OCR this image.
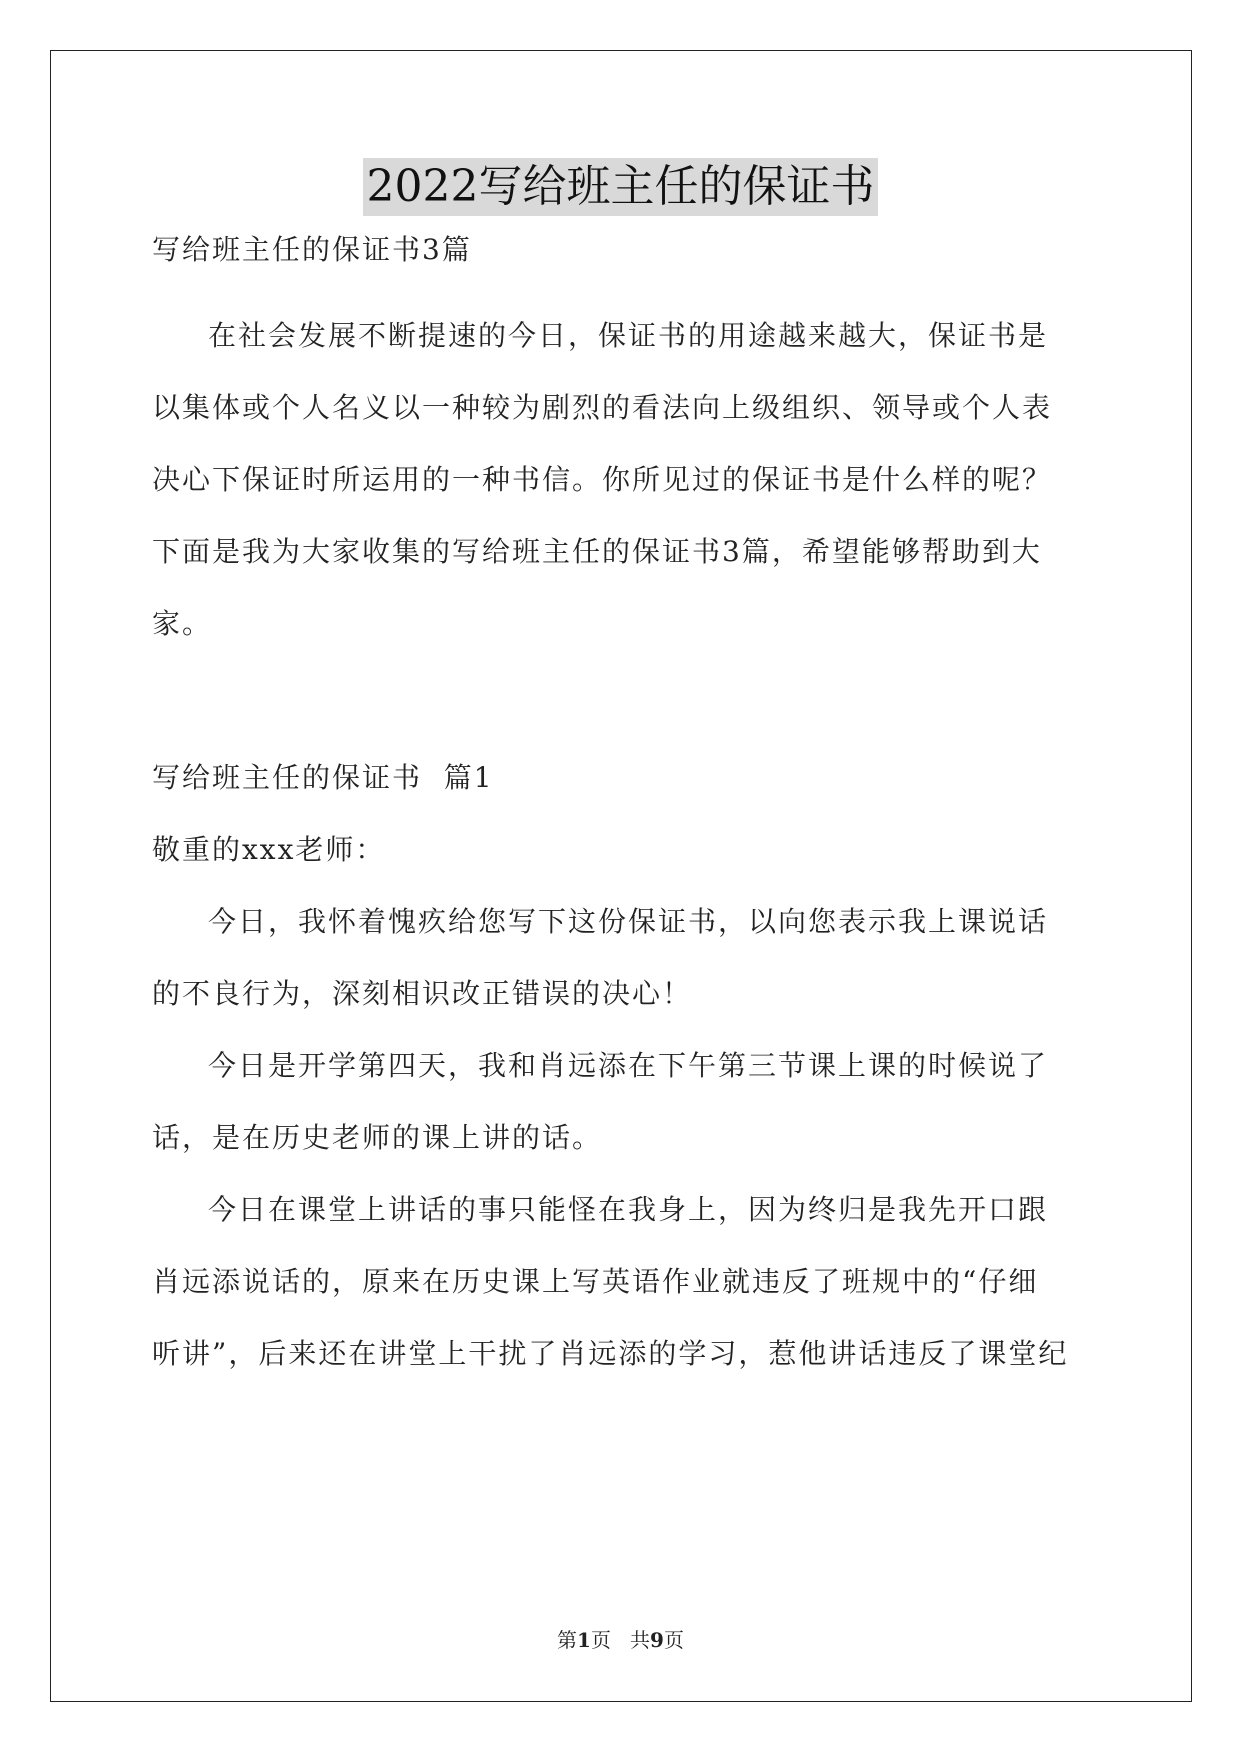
2022写给班主任的保证书
写给班主任的保证书3篇
在社会发展不断提速的今日，保证书的用途越来越大，保证书是
以集体或个人名义以一种较为剧烈的看法向上级组织、领导或个人表
决心下保证时所运用的一种书信。你所见过的保证书是什么样的呢？
下面是我为大家收集的写给班主任的保证书3篇，希望能够帮助到大
家。
写给班主任的保证书  篇1
敬重的xxx老师：
今日，我怀着愧疚给您写下这份保证书，以向您表示我上课说话
的不良行为，深刻相识改正错误的决心！
今日是开学第四天，我和肖远添在下午第三节课上课的时候说了
话，是在历史老师的课上讲的话。
今日在课堂上讲话的事只能怪在我身上，因为终归是我先开口跟
肖远添说话的，原来在历史课上写英语作业就违反了班规中的“仔细
听讲”，后来还在讲堂上干扰了肖远添的学习，惹他讲话违反了课堂纪
第1页   共9页
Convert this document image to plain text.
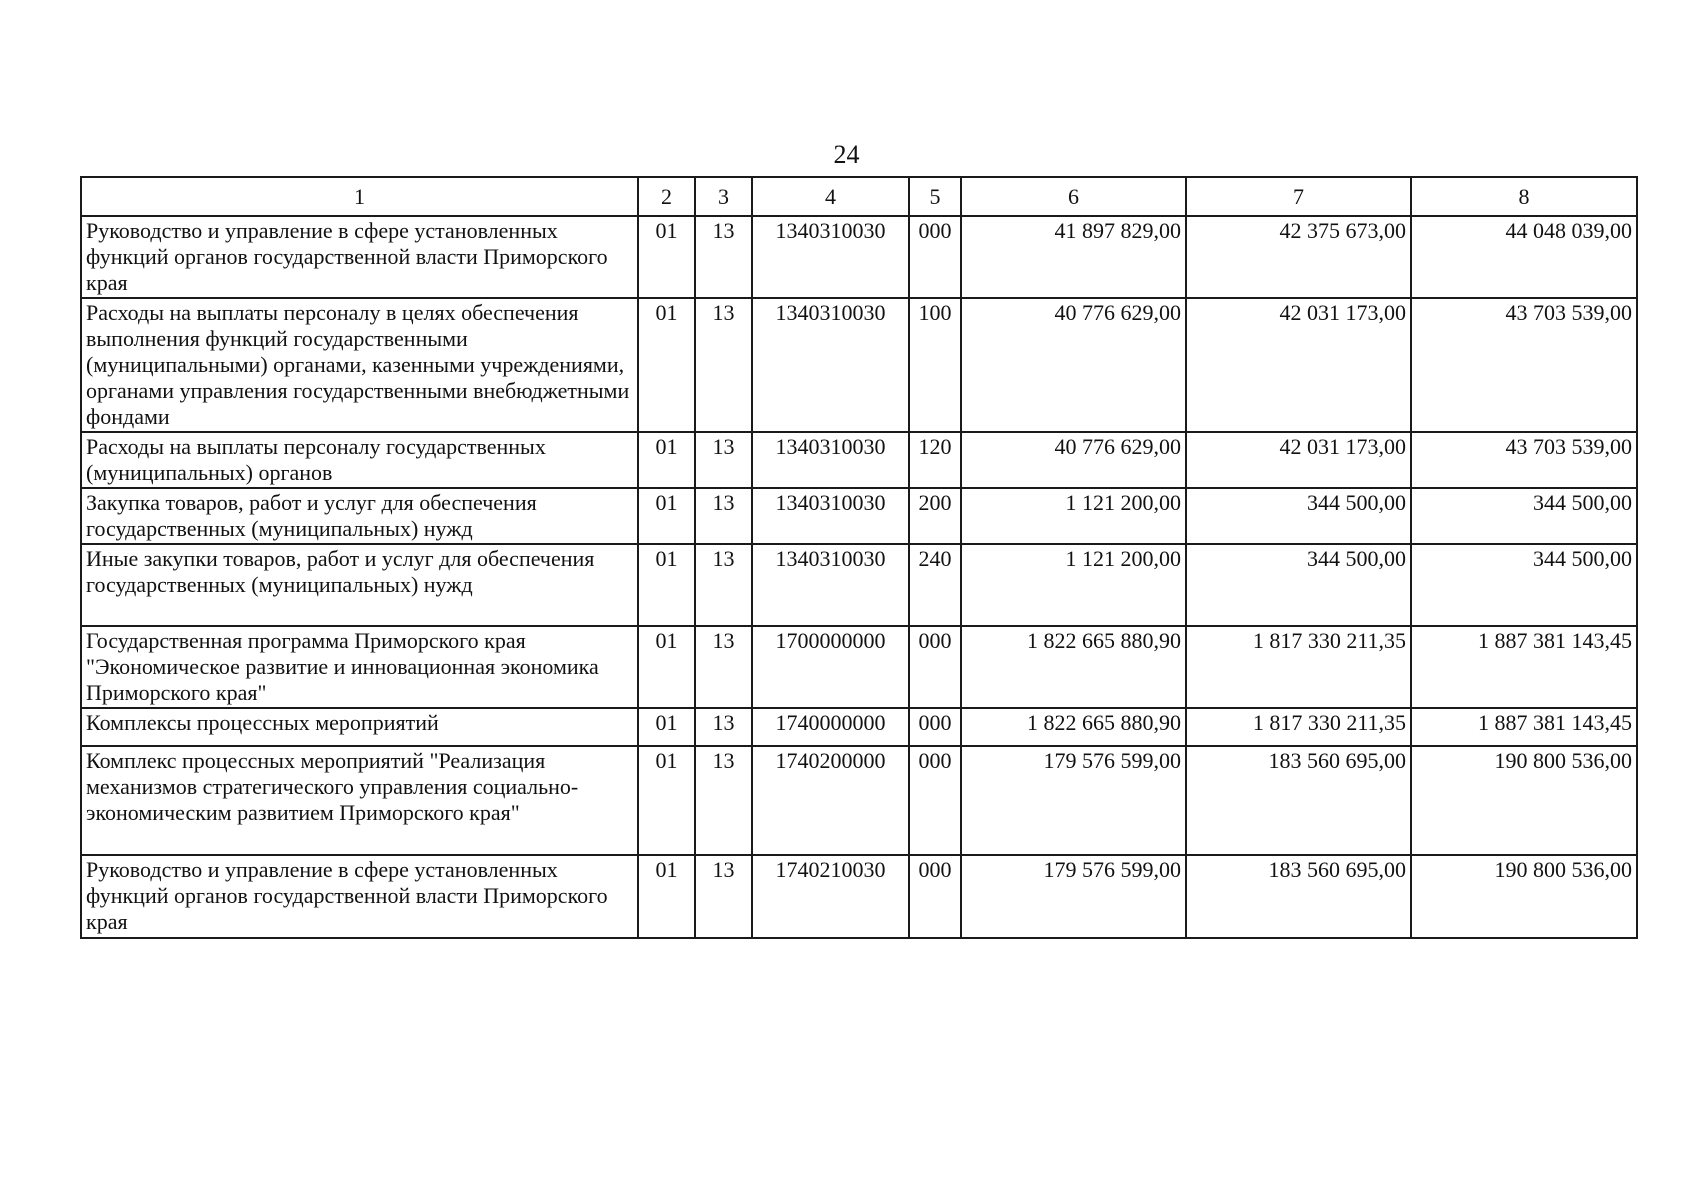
24
1	2	3	4	5	6	7	8
Руководство и управление в сфере установленных функций органов государственной власти Приморского края	01	13	1340310030	000	41 897 829,00	42 375 673,00	44 048 039,00
Расходы на выплаты персоналу в целях обеспечения выполнения функций государственными (муниципальными) органами, казенными учреждениями, органами управления государственными внебюджетными фондами	01	13	1340310030	100	40 776 629,00	42 031 173,00	43 703 539,00
Расходы на выплаты персоналу государственных (муниципальных) органов	01	13	1340310030	120	40 776 629,00	42 031 173,00	43 703 539,00
Закупка товаров, работ и услуг для обеспечения государственных (муниципальных) нужд	01	13	1340310030	200	1 121 200,00	344 500,00	344 500,00
Иные закупки товаров, работ и услуг для обеспечения государственных (муниципальных) нужд	01	13	1340310030	240	1 121 200,00	344 500,00	344 500,00
Государственная программа Приморского края "Экономическое развитие и инновационная экономика Приморского края"	01	13	1700000000	000	1 822 665 880,90	1 817 330 211,35	1 887 381 143,45
Комплексы процессных мероприятий	01	13	1740000000	000	1 822 665 880,90	1 817 330 211,35	1 887 381 143,45
Комплекс процессных мероприятий "Реализация механизмов стратегического управления социально-экономическим развитием Приморского края"	01	13	1740200000	000	179 576 599,00	183 560 695,00	190 800 536,00
Руководство и управление в сфере установленных функций органов государственной власти Приморского края	01	13	1740210030	000	179 576 599,00	183 560 695,00	190 800 536,00
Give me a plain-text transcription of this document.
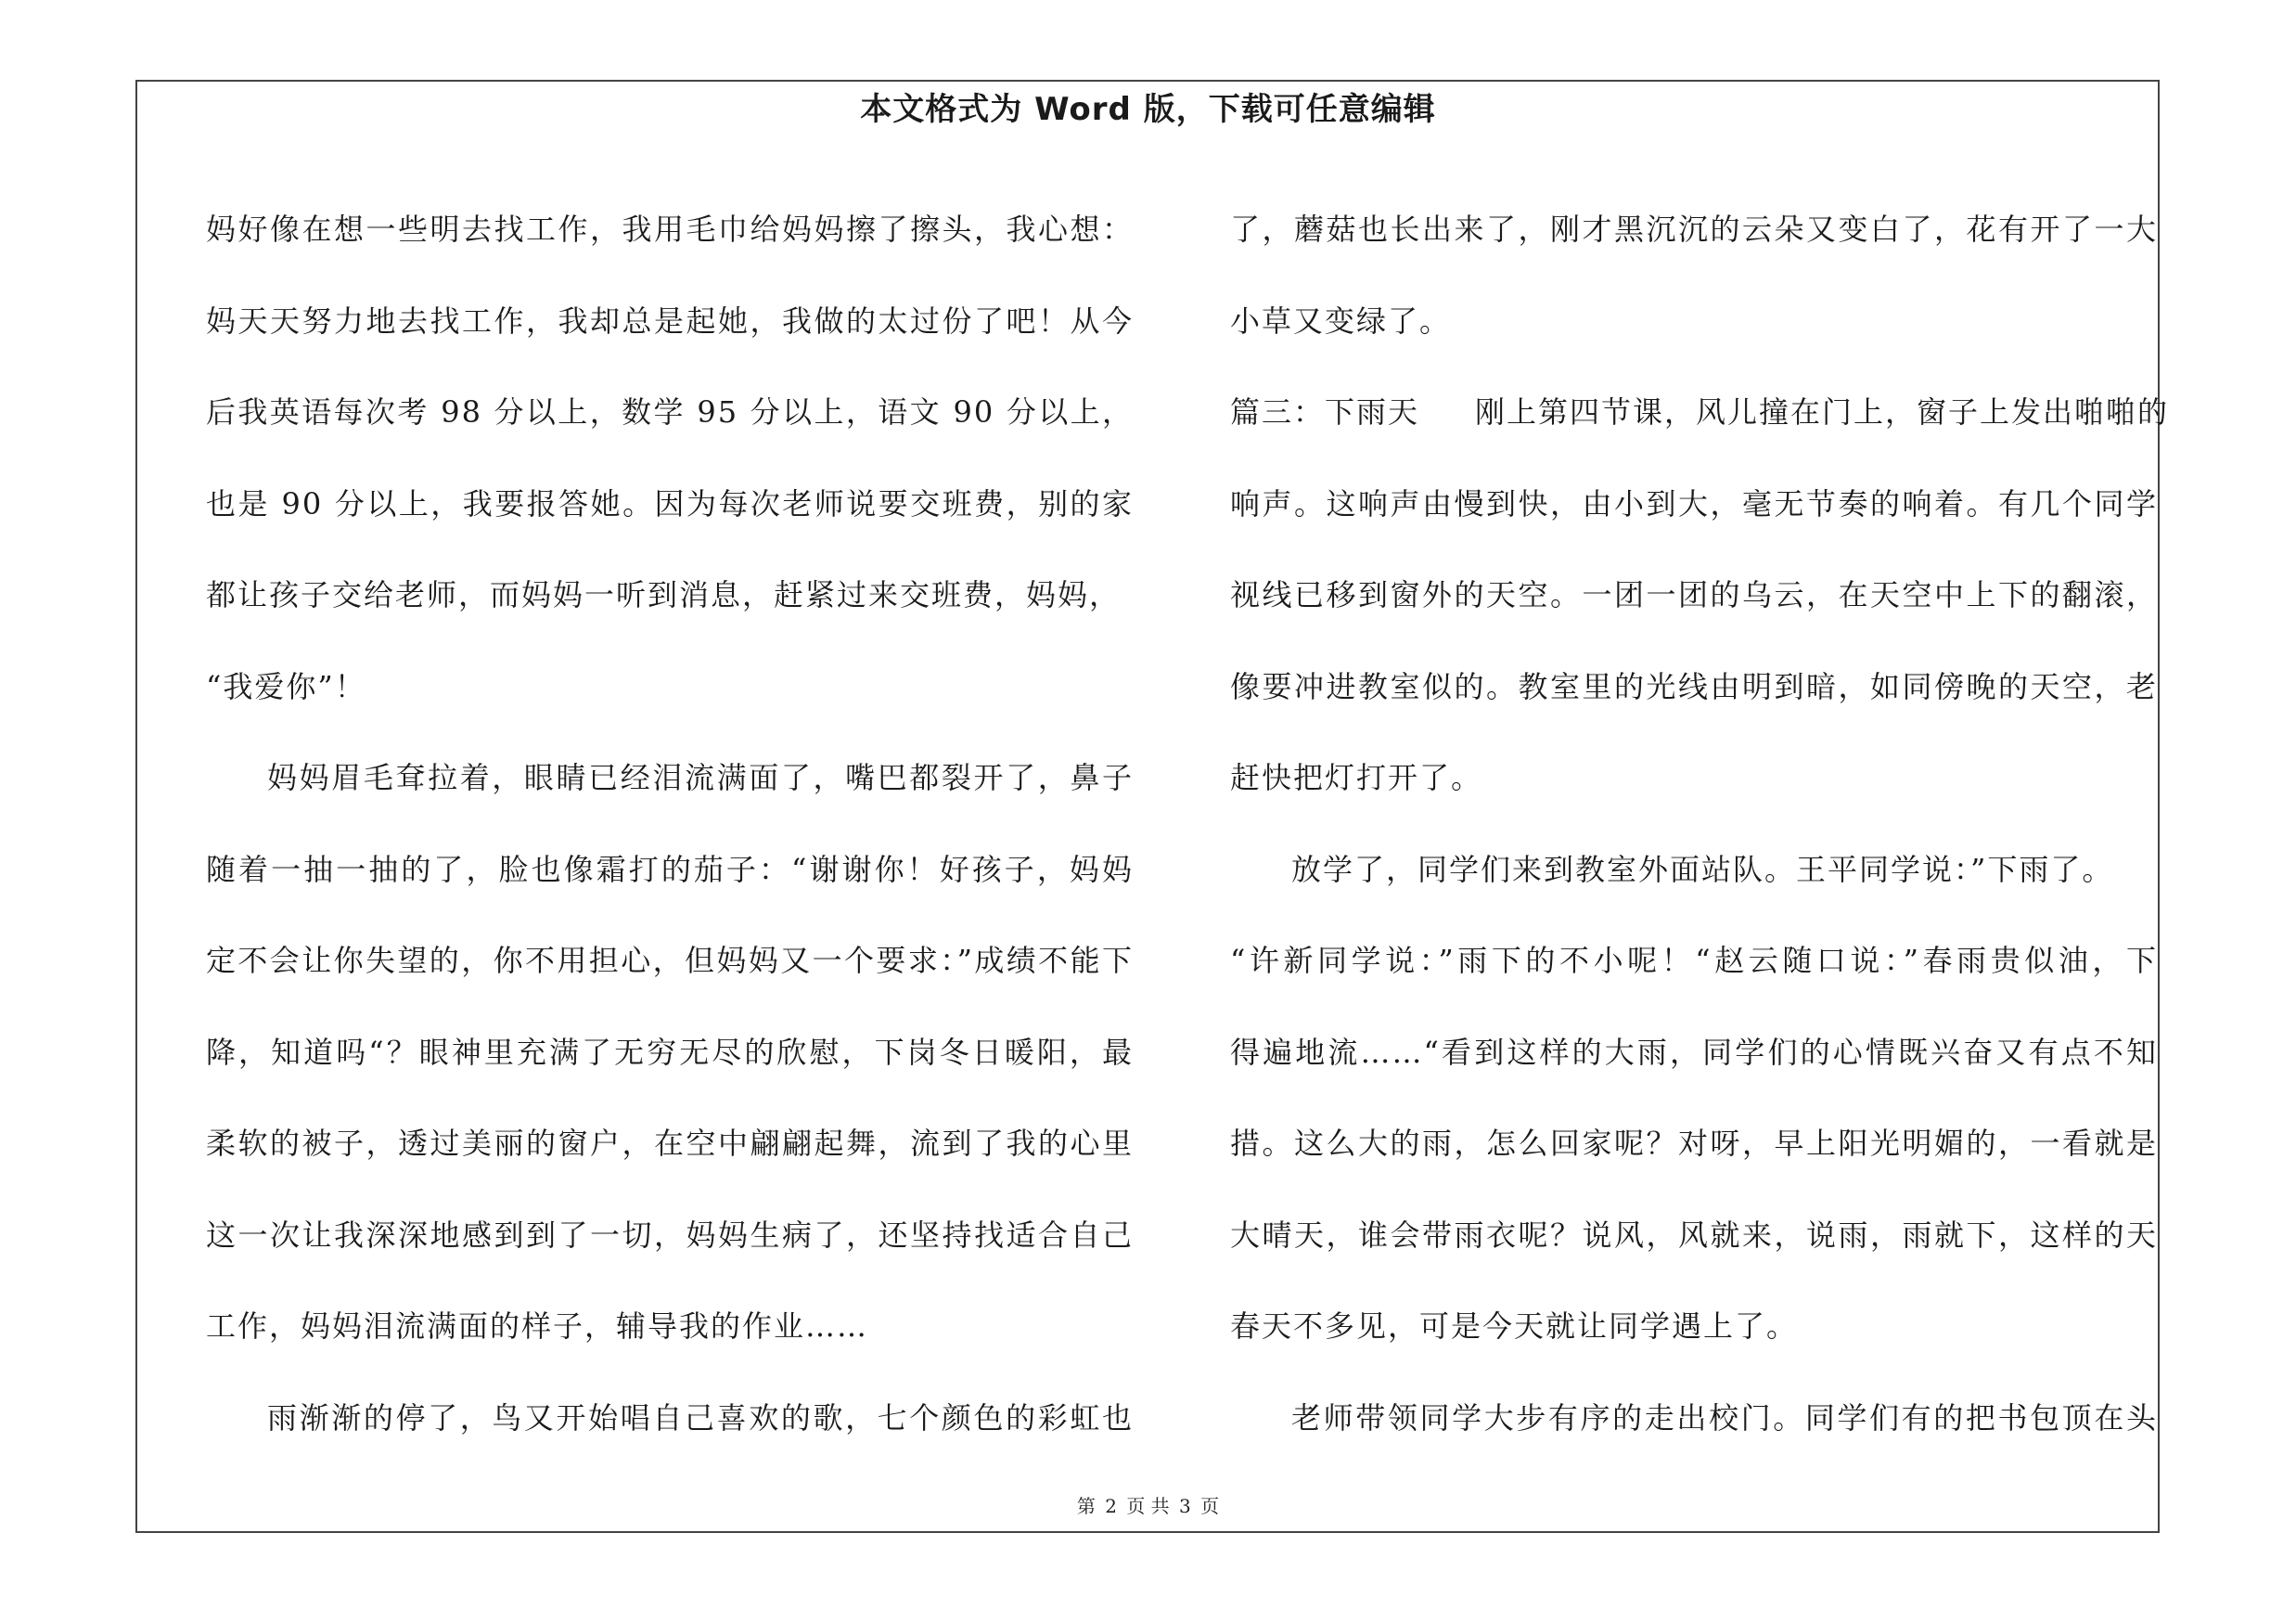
本文格式为 Word 版，下载可任意编辑
妈好像在想一些明去找工作，我用毛巾给妈妈擦了擦头，我心想：
妈天天努力地去找工作，我却总是起她，我做的太过份了吧！从今
后我英语每次考 98 分以上，数学 95 分以上，语文 90 分以上，
也是 90 分以上，我要报答她。因为每次老师说要交班费，别的家
都让孩子交给老师，而妈妈一听到消息，赶紧过来交班费，妈妈，
“我爱你”！
妈妈眉毛耷拉着，眼睛已经泪流满面了，嘴巴都裂开了，鼻子
随着一抽一抽的了，脸也像霜打的茄子：“谢谢你！好孩子，妈妈
定不会让你失望的，你不用担心，但妈妈又一个要求：”成绩不能下
降，知道吗“？眼神里充满了无穷无尽的欣慰，下岗冬日暖阳，最
柔软的被子，透过美丽的窗户，在空中翩翩起舞，流到了我的心里
这一次让我深深地感到到了一切，妈妈生病了，还坚持找适合自己
工作，妈妈泪流满面的样子，辅导我的作业……
雨渐渐的停了，鸟又开始唱自己喜欢的歌，七个颜色的彩虹也
了，蘑菇也长出来了，刚才黑沉沉的云朵又变白了，花有开了一大
小草又变绿了。
篇三：下雨天 刚上第四节课，风儿撞在门上，窗子上发出啪啪的
响声。这响声由慢到快，由小到大，毫无节奏的响着。有几个同学
视线已移到窗外的天空。一团一团的乌云，在天空中上下的翻滚，
像要冲进教室似的。教室里的光线由明到暗，如同傍晚的天空，老
赶快把灯打开了。
放学了，同学们来到教室外面站队。王平同学说：”下雨了。
“许新同学说：”雨下的不小呢！“赵云随口说：”春雨贵似油，下
得遍地流……“看到这样的大雨，同学们的心情既兴奋又有点不知
措。这么大的雨，怎么回家呢？对呀，早上阳光明媚的，一看就是
大晴天，谁会带雨衣呢？说风，风就来，说雨，雨就下，这样的天
春天不多见，可是今天就让同学遇上了。
老师带领同学大步有序的走出校门。同学们有的把书包顶在头
第 2 页 共 3 页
______________________________
* Required task
Leaving the pictures out, set down exactly the lines from the one with "Give me a plain-text" through the end of the records.

* Final result
Give me a plain-text transcription of this document.
本文格式为 Word 版，下载可任意编辑
妈好像在想一些明去找工作，我用毛巾给妈妈擦了擦头，我心想：
妈天天努力地去找工作，我却总是起她，我做的太过份了吧！从今
后我英语每次考 98 分以上，数学 95 分以上，语文 90 分以上，
也是 90 分以上，我要报答她。因为每次老师说要交班费，别的家
都让孩子交给老师，而妈妈一听到消息，赶紧过来交班费，妈妈，
“我爱你”！
妈妈眉毛耷拉着，眼睛已经泪流满面了，嘴巴都裂开了，鼻子
随着一抽一抽的了，脸也像霜打的茄子：“谢谢你！好孩子，妈妈
定不会让你失望的，你不用担心，但妈妈又一个要求：”成绩不能下
降，知道吗“？眼神里充满了无穷无尽的欣慰，下岗冬日暖阳，最
柔软的被子，透过美丽的窗户，在空中翩翩起舞，流到了我的心里
这一次让我深深地感到到了一切，妈妈生病了，还坚持找适合自己
工作，妈妈泪流满面的样子，辅导我的作业……
雨渐渐的停了，鸟又开始唱自己喜欢的歌，七个颜色的彩虹也
了，蘑菇也长出来了，刚才黑沉沉的云朵又变白了，花有开了一大
小草又变绿了。
篇三：下雨天 刚上第四节课，风儿撞在门上，窗子上发出啪啪的
响声。这响声由慢到快，由小到大，毫无节奏的响着。有几个同学
视线已移到窗外的天空。一团一团的乌云，在天空中上下的翻滚，
像要冲进教室似的。教室里的光线由明到暗，如同傍晚的天空，老
赶快把灯打开了。
放学了，同学们来到教室外面站队。王平同学说：”下雨了。
“许新同学说：”雨下的不小呢！“赵云随口说：”春雨贵似油，下
得遍地流……“看到这样的大雨，同学们的心情既兴奋又有点不知
措。这么大的雨，怎么回家呢？对呀，早上阳光明媚的，一看就是
大晴天，谁会带雨衣呢？说风，风就来，说雨，雨就下，这样的天
春天不多见，可是今天就让同学遇上了。
老师带领同学大步有序的走出校门。同学们有的把书包顶在头
第 2 页 共 3 页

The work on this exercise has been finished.